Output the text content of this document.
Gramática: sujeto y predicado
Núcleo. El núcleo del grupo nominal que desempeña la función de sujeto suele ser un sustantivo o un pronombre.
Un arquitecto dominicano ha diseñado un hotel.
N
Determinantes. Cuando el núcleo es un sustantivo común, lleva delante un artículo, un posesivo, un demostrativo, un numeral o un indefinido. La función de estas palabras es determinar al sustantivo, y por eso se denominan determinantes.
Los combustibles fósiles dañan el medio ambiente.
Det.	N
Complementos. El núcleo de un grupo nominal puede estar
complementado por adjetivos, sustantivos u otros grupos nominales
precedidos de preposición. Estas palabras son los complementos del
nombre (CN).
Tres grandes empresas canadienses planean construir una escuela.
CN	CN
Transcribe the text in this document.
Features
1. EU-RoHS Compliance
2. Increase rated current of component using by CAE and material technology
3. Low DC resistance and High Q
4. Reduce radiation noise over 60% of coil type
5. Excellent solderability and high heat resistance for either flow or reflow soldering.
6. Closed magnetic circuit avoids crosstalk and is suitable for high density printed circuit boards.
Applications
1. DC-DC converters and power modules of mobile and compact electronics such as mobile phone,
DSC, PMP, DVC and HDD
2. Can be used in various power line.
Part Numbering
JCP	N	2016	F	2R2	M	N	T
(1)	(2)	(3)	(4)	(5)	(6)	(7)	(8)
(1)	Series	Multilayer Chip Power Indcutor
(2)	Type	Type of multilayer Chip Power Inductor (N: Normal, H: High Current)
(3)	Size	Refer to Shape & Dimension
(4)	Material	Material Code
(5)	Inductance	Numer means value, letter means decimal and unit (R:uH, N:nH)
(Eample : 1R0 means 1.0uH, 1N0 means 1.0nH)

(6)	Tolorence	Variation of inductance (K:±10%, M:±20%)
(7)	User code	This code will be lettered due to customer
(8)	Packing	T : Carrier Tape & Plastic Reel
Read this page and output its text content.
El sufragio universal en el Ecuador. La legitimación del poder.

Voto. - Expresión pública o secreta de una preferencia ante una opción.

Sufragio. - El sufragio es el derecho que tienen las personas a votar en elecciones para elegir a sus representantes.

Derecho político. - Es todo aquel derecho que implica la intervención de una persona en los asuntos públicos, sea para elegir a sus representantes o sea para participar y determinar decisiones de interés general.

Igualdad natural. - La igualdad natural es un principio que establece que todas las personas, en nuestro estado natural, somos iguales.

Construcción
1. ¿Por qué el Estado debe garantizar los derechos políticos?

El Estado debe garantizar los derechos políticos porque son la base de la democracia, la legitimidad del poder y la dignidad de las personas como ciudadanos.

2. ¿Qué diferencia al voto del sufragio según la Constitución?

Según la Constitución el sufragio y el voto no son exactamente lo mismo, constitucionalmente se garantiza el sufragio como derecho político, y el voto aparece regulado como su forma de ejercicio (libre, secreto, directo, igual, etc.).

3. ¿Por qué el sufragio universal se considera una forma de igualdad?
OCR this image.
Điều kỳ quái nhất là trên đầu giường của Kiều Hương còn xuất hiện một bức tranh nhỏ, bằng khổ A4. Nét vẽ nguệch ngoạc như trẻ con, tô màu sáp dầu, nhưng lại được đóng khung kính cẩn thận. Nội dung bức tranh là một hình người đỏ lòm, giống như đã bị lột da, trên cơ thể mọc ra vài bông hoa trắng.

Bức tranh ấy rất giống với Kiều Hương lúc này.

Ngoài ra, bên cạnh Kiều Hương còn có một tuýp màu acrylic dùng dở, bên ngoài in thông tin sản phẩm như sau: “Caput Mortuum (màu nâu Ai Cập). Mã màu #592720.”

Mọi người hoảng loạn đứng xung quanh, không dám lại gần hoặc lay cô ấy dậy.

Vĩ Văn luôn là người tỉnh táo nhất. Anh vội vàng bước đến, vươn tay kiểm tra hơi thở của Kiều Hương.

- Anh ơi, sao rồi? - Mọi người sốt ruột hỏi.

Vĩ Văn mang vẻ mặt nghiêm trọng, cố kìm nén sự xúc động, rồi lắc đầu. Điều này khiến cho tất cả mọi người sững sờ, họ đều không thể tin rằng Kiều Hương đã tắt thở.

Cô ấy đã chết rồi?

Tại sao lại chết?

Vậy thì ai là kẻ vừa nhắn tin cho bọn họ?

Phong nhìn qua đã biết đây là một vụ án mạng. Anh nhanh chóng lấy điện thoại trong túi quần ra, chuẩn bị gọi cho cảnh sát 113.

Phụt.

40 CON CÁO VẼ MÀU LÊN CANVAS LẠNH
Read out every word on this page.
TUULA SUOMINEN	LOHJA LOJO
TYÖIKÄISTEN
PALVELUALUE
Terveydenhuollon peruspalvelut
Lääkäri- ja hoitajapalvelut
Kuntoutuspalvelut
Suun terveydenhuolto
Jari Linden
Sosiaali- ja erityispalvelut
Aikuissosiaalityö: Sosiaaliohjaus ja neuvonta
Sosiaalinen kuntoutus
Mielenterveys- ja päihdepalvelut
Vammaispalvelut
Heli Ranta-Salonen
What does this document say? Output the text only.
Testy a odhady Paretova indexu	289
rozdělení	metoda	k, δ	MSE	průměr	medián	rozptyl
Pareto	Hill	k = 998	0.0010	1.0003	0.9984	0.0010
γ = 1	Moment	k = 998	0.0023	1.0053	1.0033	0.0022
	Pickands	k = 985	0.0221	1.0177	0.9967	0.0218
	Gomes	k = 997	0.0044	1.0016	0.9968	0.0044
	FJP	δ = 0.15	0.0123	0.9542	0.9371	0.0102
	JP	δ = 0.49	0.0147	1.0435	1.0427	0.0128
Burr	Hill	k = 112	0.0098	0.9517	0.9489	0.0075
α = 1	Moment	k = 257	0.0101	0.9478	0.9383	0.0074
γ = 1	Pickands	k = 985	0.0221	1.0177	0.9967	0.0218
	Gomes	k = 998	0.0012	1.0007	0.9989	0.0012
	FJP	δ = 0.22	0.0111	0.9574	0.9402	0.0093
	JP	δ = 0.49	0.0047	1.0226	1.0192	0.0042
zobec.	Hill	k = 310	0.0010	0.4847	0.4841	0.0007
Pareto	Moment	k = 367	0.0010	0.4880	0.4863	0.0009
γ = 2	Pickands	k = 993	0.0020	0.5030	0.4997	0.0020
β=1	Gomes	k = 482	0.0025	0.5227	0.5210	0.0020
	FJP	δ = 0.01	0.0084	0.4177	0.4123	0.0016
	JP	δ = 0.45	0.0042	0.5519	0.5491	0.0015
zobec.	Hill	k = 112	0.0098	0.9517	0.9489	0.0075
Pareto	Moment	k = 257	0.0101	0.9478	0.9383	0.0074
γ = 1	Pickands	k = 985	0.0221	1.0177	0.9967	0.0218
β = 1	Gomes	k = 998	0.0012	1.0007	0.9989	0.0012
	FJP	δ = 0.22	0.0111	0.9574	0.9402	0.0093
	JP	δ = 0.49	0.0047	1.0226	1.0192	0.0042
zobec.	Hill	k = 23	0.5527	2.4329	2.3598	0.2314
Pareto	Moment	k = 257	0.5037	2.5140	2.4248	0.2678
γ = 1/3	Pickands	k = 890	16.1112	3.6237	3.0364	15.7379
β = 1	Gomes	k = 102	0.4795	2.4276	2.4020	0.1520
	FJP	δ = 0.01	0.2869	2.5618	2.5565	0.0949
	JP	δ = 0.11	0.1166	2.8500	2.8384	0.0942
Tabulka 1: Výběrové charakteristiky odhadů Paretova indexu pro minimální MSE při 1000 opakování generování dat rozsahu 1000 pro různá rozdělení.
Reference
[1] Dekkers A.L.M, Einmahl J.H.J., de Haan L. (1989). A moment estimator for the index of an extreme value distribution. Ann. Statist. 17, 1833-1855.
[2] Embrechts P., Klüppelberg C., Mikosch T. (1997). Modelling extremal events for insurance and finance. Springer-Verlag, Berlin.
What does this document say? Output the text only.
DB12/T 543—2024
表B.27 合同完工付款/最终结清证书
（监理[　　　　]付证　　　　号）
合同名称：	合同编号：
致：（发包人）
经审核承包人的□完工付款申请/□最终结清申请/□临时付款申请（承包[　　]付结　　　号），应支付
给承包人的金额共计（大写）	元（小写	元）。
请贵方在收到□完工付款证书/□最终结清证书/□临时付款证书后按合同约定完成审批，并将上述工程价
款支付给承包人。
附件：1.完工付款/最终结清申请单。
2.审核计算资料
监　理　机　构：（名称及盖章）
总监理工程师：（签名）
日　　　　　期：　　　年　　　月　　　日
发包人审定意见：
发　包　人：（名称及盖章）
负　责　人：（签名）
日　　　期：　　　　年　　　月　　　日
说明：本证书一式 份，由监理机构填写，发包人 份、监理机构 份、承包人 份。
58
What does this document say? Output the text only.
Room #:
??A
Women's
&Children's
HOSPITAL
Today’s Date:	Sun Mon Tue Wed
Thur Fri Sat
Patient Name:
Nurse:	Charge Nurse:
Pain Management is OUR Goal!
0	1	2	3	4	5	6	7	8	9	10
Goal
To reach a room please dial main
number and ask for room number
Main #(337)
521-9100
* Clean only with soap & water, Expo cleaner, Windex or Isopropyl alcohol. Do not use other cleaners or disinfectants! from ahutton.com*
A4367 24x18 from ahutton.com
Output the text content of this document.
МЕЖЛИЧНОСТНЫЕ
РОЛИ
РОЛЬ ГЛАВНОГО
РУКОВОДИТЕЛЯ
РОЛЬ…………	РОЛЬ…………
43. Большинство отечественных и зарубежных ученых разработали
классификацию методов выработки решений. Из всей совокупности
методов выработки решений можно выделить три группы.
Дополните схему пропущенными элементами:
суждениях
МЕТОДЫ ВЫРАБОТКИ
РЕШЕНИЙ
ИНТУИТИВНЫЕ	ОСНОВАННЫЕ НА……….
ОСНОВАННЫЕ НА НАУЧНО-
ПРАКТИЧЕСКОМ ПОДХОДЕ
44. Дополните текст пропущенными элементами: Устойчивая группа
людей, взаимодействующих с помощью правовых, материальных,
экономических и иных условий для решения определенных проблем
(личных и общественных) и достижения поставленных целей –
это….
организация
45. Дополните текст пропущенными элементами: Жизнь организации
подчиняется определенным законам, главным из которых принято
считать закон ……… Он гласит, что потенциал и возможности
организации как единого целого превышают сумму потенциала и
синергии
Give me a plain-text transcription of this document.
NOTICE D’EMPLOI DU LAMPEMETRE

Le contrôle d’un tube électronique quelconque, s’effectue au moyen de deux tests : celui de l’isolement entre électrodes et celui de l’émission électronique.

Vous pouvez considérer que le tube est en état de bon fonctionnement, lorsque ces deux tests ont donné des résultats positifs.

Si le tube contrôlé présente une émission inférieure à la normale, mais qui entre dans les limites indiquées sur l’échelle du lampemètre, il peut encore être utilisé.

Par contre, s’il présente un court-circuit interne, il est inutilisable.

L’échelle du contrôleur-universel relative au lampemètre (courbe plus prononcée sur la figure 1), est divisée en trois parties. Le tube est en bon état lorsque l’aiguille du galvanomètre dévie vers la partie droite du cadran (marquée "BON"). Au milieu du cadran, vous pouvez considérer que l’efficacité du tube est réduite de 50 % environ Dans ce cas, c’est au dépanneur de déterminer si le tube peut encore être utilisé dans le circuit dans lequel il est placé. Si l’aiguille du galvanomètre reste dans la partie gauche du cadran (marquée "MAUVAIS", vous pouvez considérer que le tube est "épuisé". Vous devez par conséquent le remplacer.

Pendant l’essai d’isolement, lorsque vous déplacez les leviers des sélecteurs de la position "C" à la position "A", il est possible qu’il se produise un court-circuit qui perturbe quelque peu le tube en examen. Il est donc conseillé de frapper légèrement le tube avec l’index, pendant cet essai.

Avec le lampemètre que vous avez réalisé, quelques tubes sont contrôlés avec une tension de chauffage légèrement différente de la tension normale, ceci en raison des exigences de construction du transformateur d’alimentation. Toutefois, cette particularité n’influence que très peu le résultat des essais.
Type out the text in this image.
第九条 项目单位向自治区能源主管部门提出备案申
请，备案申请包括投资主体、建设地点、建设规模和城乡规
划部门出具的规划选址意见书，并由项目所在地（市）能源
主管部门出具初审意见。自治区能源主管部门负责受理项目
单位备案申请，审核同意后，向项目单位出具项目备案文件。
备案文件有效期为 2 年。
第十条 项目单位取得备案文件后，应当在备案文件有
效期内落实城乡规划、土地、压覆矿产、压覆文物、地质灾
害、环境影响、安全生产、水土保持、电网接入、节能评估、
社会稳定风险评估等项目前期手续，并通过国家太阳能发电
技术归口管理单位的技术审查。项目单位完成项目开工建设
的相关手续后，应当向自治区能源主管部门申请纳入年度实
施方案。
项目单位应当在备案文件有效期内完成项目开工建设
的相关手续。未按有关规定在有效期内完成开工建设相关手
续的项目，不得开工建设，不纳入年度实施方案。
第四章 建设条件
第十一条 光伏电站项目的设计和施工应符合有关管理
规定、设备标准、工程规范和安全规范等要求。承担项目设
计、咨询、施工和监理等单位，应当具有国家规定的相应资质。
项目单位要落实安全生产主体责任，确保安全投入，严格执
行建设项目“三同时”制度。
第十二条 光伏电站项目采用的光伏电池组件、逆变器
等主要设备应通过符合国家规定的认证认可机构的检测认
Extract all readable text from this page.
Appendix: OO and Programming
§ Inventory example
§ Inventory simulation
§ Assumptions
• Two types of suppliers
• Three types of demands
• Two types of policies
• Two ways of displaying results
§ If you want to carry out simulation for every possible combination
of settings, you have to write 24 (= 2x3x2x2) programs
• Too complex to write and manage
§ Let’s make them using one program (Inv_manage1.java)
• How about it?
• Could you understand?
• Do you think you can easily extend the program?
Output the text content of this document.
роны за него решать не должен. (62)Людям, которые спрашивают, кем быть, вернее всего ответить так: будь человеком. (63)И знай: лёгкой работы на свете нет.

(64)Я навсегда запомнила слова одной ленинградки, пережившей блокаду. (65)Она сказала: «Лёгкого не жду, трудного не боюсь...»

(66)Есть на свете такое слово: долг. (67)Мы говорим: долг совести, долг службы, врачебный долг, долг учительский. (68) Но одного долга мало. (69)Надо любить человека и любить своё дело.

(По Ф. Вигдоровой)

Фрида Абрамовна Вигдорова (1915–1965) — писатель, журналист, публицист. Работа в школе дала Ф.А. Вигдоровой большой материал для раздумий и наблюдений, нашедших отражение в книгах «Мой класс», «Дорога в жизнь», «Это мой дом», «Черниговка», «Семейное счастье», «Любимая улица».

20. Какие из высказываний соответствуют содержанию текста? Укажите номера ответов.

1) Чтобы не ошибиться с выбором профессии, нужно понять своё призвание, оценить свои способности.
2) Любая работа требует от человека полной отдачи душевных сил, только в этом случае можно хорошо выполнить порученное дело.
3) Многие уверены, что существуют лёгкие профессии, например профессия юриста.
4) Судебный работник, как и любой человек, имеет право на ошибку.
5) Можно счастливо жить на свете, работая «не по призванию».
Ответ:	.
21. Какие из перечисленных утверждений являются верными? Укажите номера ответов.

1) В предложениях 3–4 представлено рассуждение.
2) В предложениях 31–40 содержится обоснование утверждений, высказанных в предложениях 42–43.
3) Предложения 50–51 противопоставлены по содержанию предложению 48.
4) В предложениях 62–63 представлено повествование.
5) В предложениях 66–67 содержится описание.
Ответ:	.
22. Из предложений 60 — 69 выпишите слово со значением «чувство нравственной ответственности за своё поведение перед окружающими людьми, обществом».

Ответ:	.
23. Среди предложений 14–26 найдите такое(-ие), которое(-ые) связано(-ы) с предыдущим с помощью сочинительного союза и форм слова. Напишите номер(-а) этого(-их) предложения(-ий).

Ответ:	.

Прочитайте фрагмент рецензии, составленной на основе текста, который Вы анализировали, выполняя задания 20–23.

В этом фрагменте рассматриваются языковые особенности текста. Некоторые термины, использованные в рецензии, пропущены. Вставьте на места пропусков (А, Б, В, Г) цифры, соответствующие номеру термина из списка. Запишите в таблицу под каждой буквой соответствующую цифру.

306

++++++++++++++++++++

● Task description
Write out every line of the data that holds the word "Hill".

● Exercise solution
Pareto	Hill	k = 998	0.0010	1.0003	0.9984	0.0010
Burr	Hill	k = 112	0.0098	0.9517	0.9489	0.0075
zobec.	Hill	k = 310	0.0010	0.4847	0.4841	0.0007
zobec.	Hill	k = 112	0.0098	0.9517	0.9489	0.0075
zobec.	Hill	k = 23	0.5527	2.4329	2.3598	0.2314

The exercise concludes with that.